Locate the line that contains "Give me a plain-text", then copy it and all later lines of the data below exactly, through the last one.

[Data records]
========================================

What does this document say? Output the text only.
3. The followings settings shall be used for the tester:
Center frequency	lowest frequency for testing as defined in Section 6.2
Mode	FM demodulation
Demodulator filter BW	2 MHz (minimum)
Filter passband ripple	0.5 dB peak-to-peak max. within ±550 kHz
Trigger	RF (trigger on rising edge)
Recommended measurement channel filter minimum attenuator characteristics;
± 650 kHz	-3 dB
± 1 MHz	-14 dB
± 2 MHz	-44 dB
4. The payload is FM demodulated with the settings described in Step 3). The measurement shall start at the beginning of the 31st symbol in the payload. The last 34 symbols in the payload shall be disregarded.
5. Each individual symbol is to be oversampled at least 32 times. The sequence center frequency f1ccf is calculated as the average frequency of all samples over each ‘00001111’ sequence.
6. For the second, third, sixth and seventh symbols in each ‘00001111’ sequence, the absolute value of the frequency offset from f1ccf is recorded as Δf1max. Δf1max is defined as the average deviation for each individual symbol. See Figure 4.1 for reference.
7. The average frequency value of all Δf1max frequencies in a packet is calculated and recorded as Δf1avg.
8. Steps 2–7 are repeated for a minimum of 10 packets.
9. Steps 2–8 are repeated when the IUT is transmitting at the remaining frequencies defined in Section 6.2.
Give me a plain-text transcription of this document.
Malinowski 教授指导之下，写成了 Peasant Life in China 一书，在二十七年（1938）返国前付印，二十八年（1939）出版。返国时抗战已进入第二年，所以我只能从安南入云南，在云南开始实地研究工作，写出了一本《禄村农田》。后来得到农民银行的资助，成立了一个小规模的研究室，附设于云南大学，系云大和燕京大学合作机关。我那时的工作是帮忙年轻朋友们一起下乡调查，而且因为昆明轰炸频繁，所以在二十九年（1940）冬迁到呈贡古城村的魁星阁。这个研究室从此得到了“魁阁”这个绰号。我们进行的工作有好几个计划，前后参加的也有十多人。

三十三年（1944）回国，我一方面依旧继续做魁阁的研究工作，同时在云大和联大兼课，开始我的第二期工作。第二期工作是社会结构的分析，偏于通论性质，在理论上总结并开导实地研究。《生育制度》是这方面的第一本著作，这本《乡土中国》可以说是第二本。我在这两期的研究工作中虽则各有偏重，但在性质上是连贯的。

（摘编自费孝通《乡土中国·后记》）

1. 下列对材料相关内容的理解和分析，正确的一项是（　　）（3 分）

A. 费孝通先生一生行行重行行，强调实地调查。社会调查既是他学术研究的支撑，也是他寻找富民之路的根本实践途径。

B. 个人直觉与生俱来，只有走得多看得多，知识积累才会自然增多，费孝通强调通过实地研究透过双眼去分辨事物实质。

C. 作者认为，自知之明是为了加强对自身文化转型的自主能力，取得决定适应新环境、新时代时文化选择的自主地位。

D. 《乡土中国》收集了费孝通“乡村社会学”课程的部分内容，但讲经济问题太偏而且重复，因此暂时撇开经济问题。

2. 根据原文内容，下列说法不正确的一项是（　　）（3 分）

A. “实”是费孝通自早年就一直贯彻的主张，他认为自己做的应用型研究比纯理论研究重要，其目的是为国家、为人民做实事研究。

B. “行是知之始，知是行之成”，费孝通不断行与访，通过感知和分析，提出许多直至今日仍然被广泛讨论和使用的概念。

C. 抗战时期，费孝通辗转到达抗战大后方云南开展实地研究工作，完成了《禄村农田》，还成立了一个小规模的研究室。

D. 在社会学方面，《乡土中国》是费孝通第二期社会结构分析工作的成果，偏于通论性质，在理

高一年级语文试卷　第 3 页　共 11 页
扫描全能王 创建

========================================

__COMPLETED TASK__:
Give me a plain-text transcription of this document.
Malinowski 教授指导之下，写成了 Peasant Life in China 一书，在二十七年（1938）返国前付印，二十八年（1939）出版。返国时抗战已进入第二年，所以我只能从安南入云南，在云南开始实地研究工作，写出了一本《禄村农田》。后来得到农民银行的资助，成立了一个小规模的研究室，附设于云南大学，系云大和燕京大学合作机关。我那时的工作是帮忙年轻朋友们一起下乡调查，而且因为昆明轰炸频繁，所以在二十九年（1940）冬迁到呈贡古城村的魁星阁。这个研究室从此得到了“魁阁”这个绰号。我们进行的工作有好几个计划，前后参加的也有十多人。

三十三年（1944）回国，我一方面依旧继续做魁阁的研究工作，同时在云大和联大兼课，开始我的第二期工作。第二期工作是社会结构的分析，偏于通论性质，在理论上总结并开导实地研究。《生育制度》是这方面的第一本著作，这本《乡土中国》可以说是第二本。我在这两期的研究工作中虽则各有偏重，但在性质上是连贯的。

（摘编自费孝通《乡土中国·后记》）

1. 下列对材料相关内容的理解和分析，正确的一项是（　　）（3 分）

A. 费孝通先生一生行行重行行，强调实地调查。社会调查既是他学术研究的支撑，也是他寻找富民之路的根本实践途径。

B. 个人直觉与生俱来，只有走得多看得多，知识积累才会自然增多，费孝通强调通过实地研究透过双眼去分辨事物实质。

C. 作者认为，自知之明是为了加强对自身文化转型的自主能力，取得决定适应新环境、新时代时文化选择的自主地位。

D. 《乡土中国》收集了费孝通“乡村社会学”课程的部分内容，但讲经济问题太偏而且重复，因此暂时撇开经济问题。

2. 根据原文内容，下列说法不正确的一项是（　　）（3 分）

A. “实”是费孝通自早年就一直贯彻的主张，他认为自己做的应用型研究比纯理论研究重要，其目的是为国家、为人民做实事研究。

B. “行是知之始，知是行之成”，费孝通不断行与访，通过感知和分析，提出许多直至今日仍然被广泛讨论和使用的概念。

C. 抗战时期，费孝通辗转到达抗战大后方云南开展实地研究工作，完成了《禄村农田》，还成立了一个小规模的研究室。

D. 在社会学方面，《乡土中国》是费孝通第二期社会结构分析工作的成果，偏于通论性质，在理

高一年级语文试卷　第 3 页　共 11 页
扫描全能王 创建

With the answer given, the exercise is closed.